Short problem. Restate the full listing word for word and leave the pictures out.
**** Extracted entries
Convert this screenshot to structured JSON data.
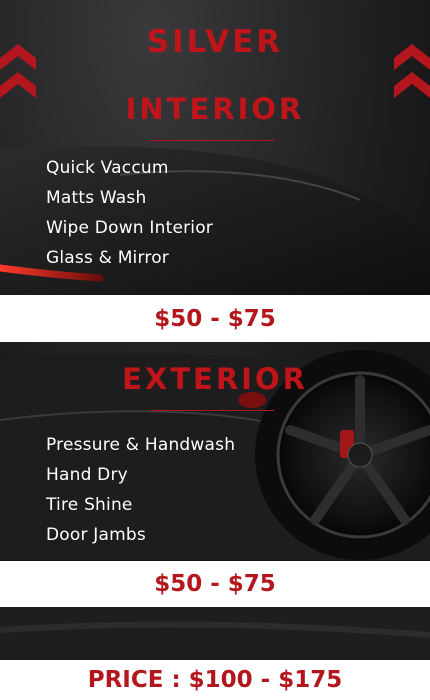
{
  "silver": {
    "title": "SILVER"
  },
  "interior": {
    "title": "INTERIOR",
    "items": [
      "Quick Vaccum",
      "Matts Wash",
      "Wipe Down Interior",
      "Glass & Mirror"
    ],
    "price": "$50 - $75"
  },
  "exterior": {
    "title": "EXTERIOR",
    "items": [
      "Pressure & Handwash",
      "Hand Dry",
      "Tire Shine",
      "Door Jambs"
    ],
    "price": "$50 - $75"
  },
  "total": {
    "label": "PRICE : $100 - $175"
  },
  "colors": {
    "accent": "#b3161c",
    "background": "#1b1b1c",
    "text": "#ffffff",
    "band": "#ffffff"
  }
}
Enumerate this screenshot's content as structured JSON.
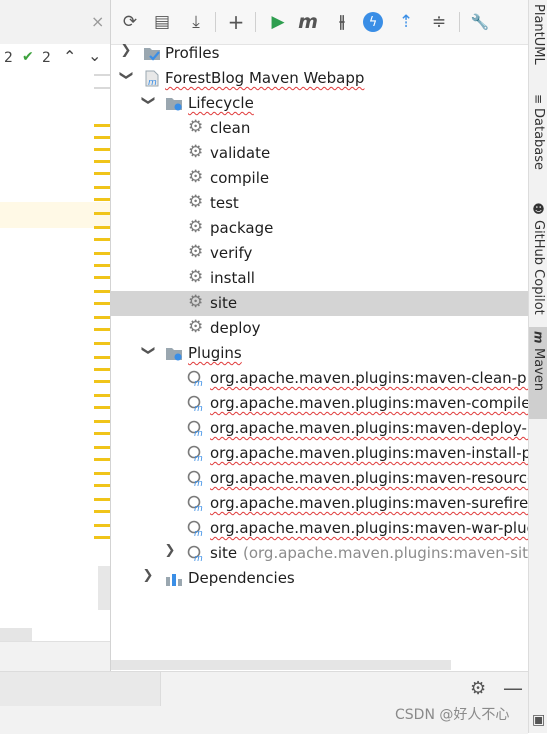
{
  "editor": {
    "close_glyph": "×",
    "inspections": {
      "warnings": "2",
      "ok": "2"
    }
  },
  "toolbar": {
    "buttons": [
      {
        "name": "reload-icon",
        "glyph": "⟳"
      },
      {
        "name": "add-folder-icon",
        "glyph": "▤"
      },
      {
        "name": "download-icon",
        "glyph": "⤓"
      },
      {
        "name": "plus-icon",
        "glyph": "+"
      },
      {
        "name": "run-icon",
        "glyph": "▶"
      },
      {
        "name": "maven-goal-icon",
        "glyph": "m"
      },
      {
        "name": "toggle-offline-icon",
        "glyph": "⫲"
      },
      {
        "name": "skip-tests-icon",
        "glyph": "ϟ"
      },
      {
        "name": "show-dependencies-icon",
        "glyph": "⇡"
      },
      {
        "name": "collapse-all-icon",
        "glyph": "≑"
      },
      {
        "name": "wrench-icon",
        "glyph": "🔧"
      }
    ]
  },
  "tree": {
    "profiles": "Profiles",
    "project": "ForestBlog Maven Webapp",
    "lifecycle": "Lifecycle",
    "lifecycle_items": [
      "clean",
      "validate",
      "compile",
      "test",
      "package",
      "verify",
      "install",
      "site",
      "deploy"
    ],
    "selected_lifecycle_item": "site",
    "plugins": "Plugins",
    "plugin_items": [
      "org.apache.maven.plugins:maven-clean-plu",
      "org.apache.maven.plugins:maven-compiler-",
      "org.apache.maven.plugins:maven-deploy-pl",
      "org.apache.maven.plugins:maven-install-plu",
      "org.apache.maven.plugins:maven-resources",
      "org.apache.maven.plugins:maven-surefire-p",
      "org.apache.maven.plugins:maven-war-plugi"
    ],
    "site_plugin": {
      "name": "site",
      "detail": "(org.apache.maven.plugins:maven-site-p"
    },
    "dependencies": "Dependencies"
  },
  "sidebar": {
    "tabs": [
      "PlantUML",
      "Database",
      "GitHub Copilot",
      "Maven"
    ],
    "active": "Maven"
  },
  "watermark": "CSDN @好人不心",
  "colors": {
    "selection": "#d4d4d4",
    "run_green": "#2e9e4f",
    "accent_blue": "#3a8ee6",
    "stripe_yellow": "#f0c419"
  }
}
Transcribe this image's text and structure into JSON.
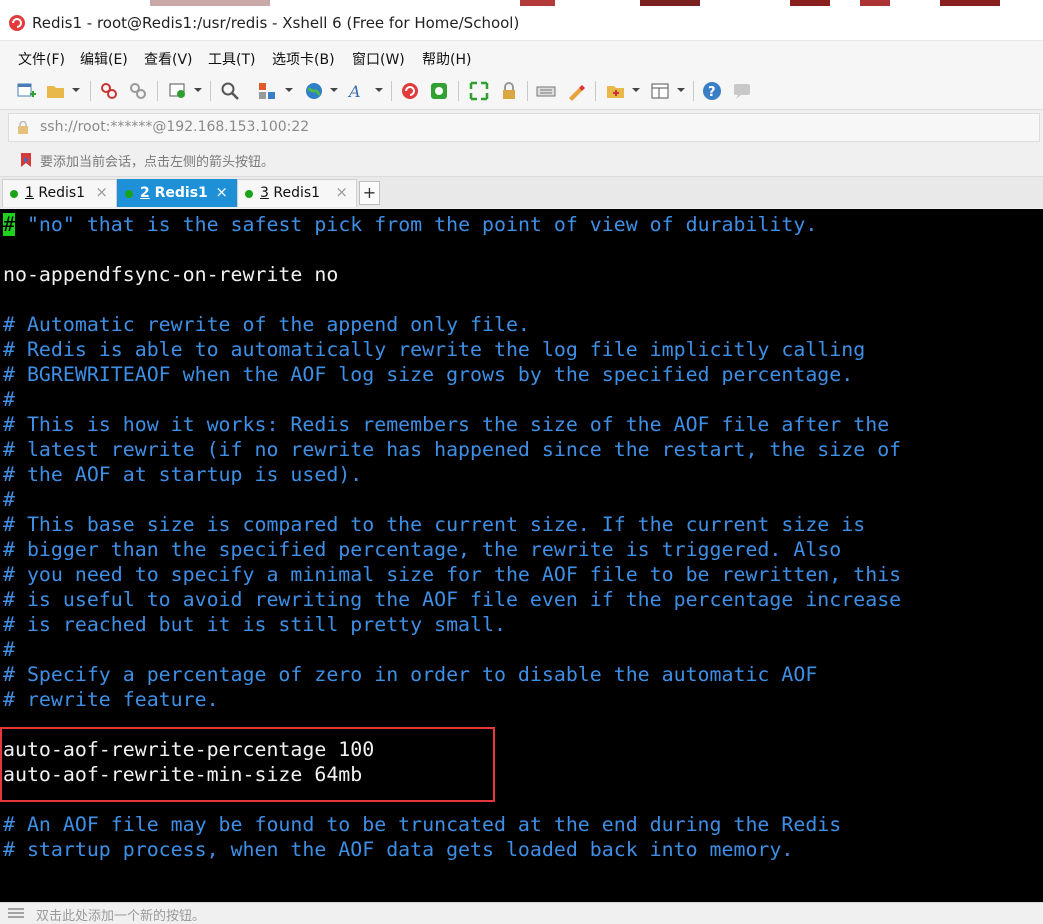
{
  "window": {
    "title": "Redis1 - root@Redis1:/usr/redis - Xshell 6 (Free for Home/School)"
  },
  "menubar": {
    "items": [
      "文件(F)",
      "编辑(E)",
      "查看(V)",
      "工具(T)",
      "选项卡(B)",
      "窗口(W)",
      "帮助(H)"
    ]
  },
  "toolbar": {
    "icons": [
      "new-session-icon",
      "open-folder-icon",
      "disconnect-icon",
      "reconnect-icon",
      "properties-icon",
      "find-icon",
      "transfer-icon",
      "globe-icon",
      "font-icon",
      "xshell-icon",
      "xftp-icon",
      "fullscreen-icon",
      "lock-icon",
      "keyboard-icon",
      "highlight-icon",
      "new-folder-icon",
      "layout-icon",
      "help-icon",
      "chat-icon"
    ]
  },
  "address": {
    "value": "ssh://root:******@192.168.153.100:22"
  },
  "hint": {
    "text": "要添加当前会话，点击左侧的箭头按钮。"
  },
  "tabs": [
    {
      "num": "1",
      "label": " Redis1",
      "active": false
    },
    {
      "num": "2",
      "label": " Redis1",
      "active": true
    },
    {
      "num": "3",
      "label": " Redis1",
      "active": false
    }
  ],
  "terminal": {
    "lines": [
      {
        "text": " \"no\" that is the safest pick from the point of view of durability.",
        "kind": "comment",
        "cursor_prefix": "#"
      },
      {
        "text": "",
        "kind": "text"
      },
      {
        "text": "no-appendfsync-on-rewrite no",
        "kind": "text"
      },
      {
        "text": "",
        "kind": "text"
      },
      {
        "text": "# Automatic rewrite of the append only file.",
        "kind": "comment"
      },
      {
        "text": "# Redis is able to automatically rewrite the log file implicitly calling",
        "kind": "comment"
      },
      {
        "text": "# BGREWRITEAOF when the AOF log size grows by the specified percentage.",
        "kind": "comment"
      },
      {
        "text": "#",
        "kind": "comment"
      },
      {
        "text": "# This is how it works: Redis remembers the size of the AOF file after the",
        "kind": "comment"
      },
      {
        "text": "# latest rewrite (if no rewrite has happened since the restart, the size of",
        "kind": "comment"
      },
      {
        "text": "# the AOF at startup is used).",
        "kind": "comment"
      },
      {
        "text": "#",
        "kind": "comment"
      },
      {
        "text": "# This base size is compared to the current size. If the current size is",
        "kind": "comment"
      },
      {
        "text": "# bigger than the specified percentage, the rewrite is triggered. Also",
        "kind": "comment"
      },
      {
        "text": "# you need to specify a minimal size for the AOF file to be rewritten, this",
        "kind": "comment"
      },
      {
        "text": "# is useful to avoid rewriting the AOF file even if the percentage increase",
        "kind": "comment"
      },
      {
        "text": "# is reached but it is still pretty small.",
        "kind": "comment"
      },
      {
        "text": "#",
        "kind": "comment"
      },
      {
        "text": "# Specify a percentage of zero in order to disable the automatic AOF",
        "kind": "comment"
      },
      {
        "text": "# rewrite feature.",
        "kind": "comment"
      },
      {
        "text": "",
        "kind": "text"
      },
      {
        "text": "auto-aof-rewrite-percentage 100",
        "kind": "text"
      },
      {
        "text": "auto-aof-rewrite-min-size 64mb",
        "kind": "text"
      },
      {
        "text": "",
        "kind": "text"
      },
      {
        "text": "# An AOF file may be found to be truncated at the end during the Redis",
        "kind": "comment"
      },
      {
        "text": "# startup process, when the AOF data gets loaded back into memory.",
        "kind": "comment"
      }
    ],
    "colors": {
      "background": "#000000",
      "comment": "#3e8fe6",
      "text": "#f2f2f2",
      "cursor": "#1fd21f",
      "highlight_box": "#e8373b"
    }
  },
  "statusbar": {
    "text": "双击此处添加一个新的按钮。"
  }
}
********
Right answer.
Convert this screenshot to structured JSON data.
{
  "silver": {
    "title": "SILVER"
  },
  "interior": {
    "title": "INTERIOR",
    "items": [
      "Quick Vaccum",
      "Matts Wash",
      "Wipe Down Interior",
      "Glass & Mirror"
    ],
    "price": "$50 - $75"
  },
  "exterior": {
    "title": "EXTERIOR",
    "items": [
      "Pressure & Handwash",
      "Hand Dry",
      "Tire Shine",
      "Door Jambs"
    ],
    "price": "$50 - $75"
  },
  "total": {
    "label": "PRICE : $100 - $175"
  },
  "colors": {
    "accent": "#b3161c",
    "background": "#1b1b1c",
    "text": "#ffffff",
    "band": "#ffffff"
  }
}
Enumerate this screenshot's content as structured JSON.
{
  "editor": {
    "close_glyph": "×",
    "inspections": {
      "warnings": "2",
      "ok": "2"
    }
  },
  "toolbar": {
    "buttons": [
      {
        "name": "reload-icon",
        "glyph": "⟳"
      },
      {
        "name": "add-folder-icon",
        "glyph": "▤"
      },
      {
        "name": "download-icon",
        "glyph": "⤓"
      },
      {
        "name": "plus-icon",
        "glyph": "+"
      },
      {
        "name": "run-icon",
        "glyph": "▶"
      },
      {
        "name": "maven-goal-icon",
        "glyph": "m"
      },
      {
        "name": "toggle-offline-icon",
        "glyph": "⫲"
      },
      {
        "name": "skip-tests-icon",
        "glyph": "ϟ"
      },
      {
        "name": "show-dependencies-icon",
        "glyph": "⇡"
      },
      {
        "name": "collapse-all-icon",
        "glyph": "≑"
      },
      {
        "name": "wrench-icon",
        "glyph": "🔧"
      }
    ]
  },
  "tree": {
    "profiles": "Profiles",
    "project": "ForestBlog Maven Webapp",
    "lifecycle": "Lifecycle",
    "lifecycle_items": [
      "clean",
      "validate",
      "compile",
      "test",
      "package",
      "verify",
      "install",
      "site",
      "deploy"
    ],
    "selected_lifecycle_item": "site",
    "plugins": "Plugins",
    "plugin_items": [
      "org.apache.maven.plugins:maven-clean-plu",
      "org.apache.maven.plugins:maven-compiler-",
      "org.apache.maven.plugins:maven-deploy-pl",
      "org.apache.maven.plugins:maven-install-plu",
      "org.apache.maven.plugins:maven-resources",
      "org.apache.maven.plugins:maven-surefire-p",
      "org.apache.maven.plugins:maven-war-plugi"
    ],
    "site_plugin": {
      "name": "site",
      "detail": "(org.apache.maven.plugins:maven-site-p"
    },
    "dependencies": "Dependencies"
  },
  "sidebar": {
    "tabs": [
      "PlantUML",
      "Database",
      "GitHub Copilot",
      "Maven"
    ],
    "active": "Maven"
  },
  "watermark": "CSDN @好人不心",
  "colors": {
    "selection": "#d4d4d4",
    "run_green": "#2e9e4f",
    "accent_blue": "#3a8ee6",
    "stripe_yellow": "#f0c419"
  }
}
Transcribe this image's text and structure into JSON.
{
  "window": {
    "title": "Redis1 - root@Redis1:/usr/redis - Xshell 6 (Free for Home/School)"
  },
  "menubar": {
    "items": [
      "文件(F)",
      "编辑(E)",
      "查看(V)",
      "工具(T)",
      "选项卡(B)",
      "窗口(W)",
      "帮助(H)"
    ]
  },
  "toolbar": {
    "icons": [
      "new-session-icon",
      "open-folder-icon",
      "disconnect-icon",
      "reconnect-icon",
      "properties-icon",
      "find-icon",
      "transfer-icon",
      "globe-icon",
      "font-icon",
      "xshell-icon",
      "xftp-icon",
      "fullscreen-icon",
      "lock-icon",
      "keyboard-icon",
      "highlight-icon",
      "new-folder-icon",
      "layout-icon",
      "help-icon",
      "chat-icon"
    ]
  },
  "address": {
    "value": "ssh://root:******@192.168.153.100:22"
  },
  "hint": {
    "text": "要添加当前会话，点击左侧的箭头按钮。"
  },
  "tabs": [
    {
      "num": "1",
      "label": " Redis1",
      "active": false
    },
    {
      "num": "2",
      "label": " Redis1",
      "active": true
    },
    {
      "num": "3",
      "label": " Redis1",
      "active": false
    }
  ],
  "terminal": {
    "lines": [
      {
        "text": " \"no\" that is the safest pick from the point of view of durability.",
        "kind": "comment",
        "cursor_prefix": "#"
      },
      {
        "text": "",
        "kind": "text"
      },
      {
        "text": "no-appendfsync-on-rewrite no",
        "kind": "text"
      },
      {
        "text": "",
        "kind": "text"
      },
      {
        "text": "# Automatic rewrite of the append only file.",
        "kind": "comment"
      },
      {
        "text": "# Redis is able to automatically rewrite the log file implicitly calling",
        "kind": "comment"
      },
      {
        "text": "# BGREWRITEAOF when the AOF log size grows by the specified percentage.",
        "kind": "comment"
      },
      {
        "text": "#",
        "kind": "comment"
      },
      {
        "text": "# This is how it works: Redis remembers the size of the AOF file after the",
        "kind": "comment"
      },
      {
        "text": "# latest rewrite (if no rewrite has happened since the restart, the size of",
        "kind": "comment"
      },
      {
        "text": "# the AOF at startup is used).",
        "kind": "comment"
      },
      {
        "text": "#",
        "kind": "comment"
      },
      {
        "text": "# This base size is compared to the current size. If the current size is",
        "kind": "comment"
      },
      {
        "text": "# bigger than the specified percentage, the rewrite is triggered. Also",
        "kind": "comment"
      },
      {
        "text": "# you need to specify a minimal size for the AOF file to be rewritten, this",
        "kind": "comment"
      },
      {
        "text": "# is useful to avoid rewriting the AOF file even if the percentage increase",
        "kind": "comment"
      },
      {
        "text": "# is reached but it is still pretty small.",
        "kind": "comment"
      },
      {
        "text": "#",
        "kind": "comment"
      },
      {
        "text": "# Specify a percentage of zero in order to disable the automatic AOF",
        "kind": "comment"
      },
      {
        "text": "# rewrite feature.",
        "kind": "comment"
      },
      {
        "text": "",
        "kind": "text"
      },
      {
        "text": "auto-aof-rewrite-percentage 100",
        "kind": "text"
      },
      {
        "text": "auto-aof-rewrite-min-size 64mb",
        "kind": "text"
      },
      {
        "text": "",
        "kind": "text"
      },
      {
        "text": "# An AOF file may be found to be truncated at the end during the Redis",
        "kind": "comment"
      },
      {
        "text": "# startup process, when the AOF data gets loaded back into memory.",
        "kind": "comment"
      }
    ],
    "colors": {
      "background": "#000000",
      "comment": "#3e8fe6",
      "text": "#f2f2f2",
      "cursor": "#1fd21f",
      "highlight_box": "#e8373b"
    }
  },
  "statusbar": {
    "text": "双击此处添加一个新的按钮。"
  }
}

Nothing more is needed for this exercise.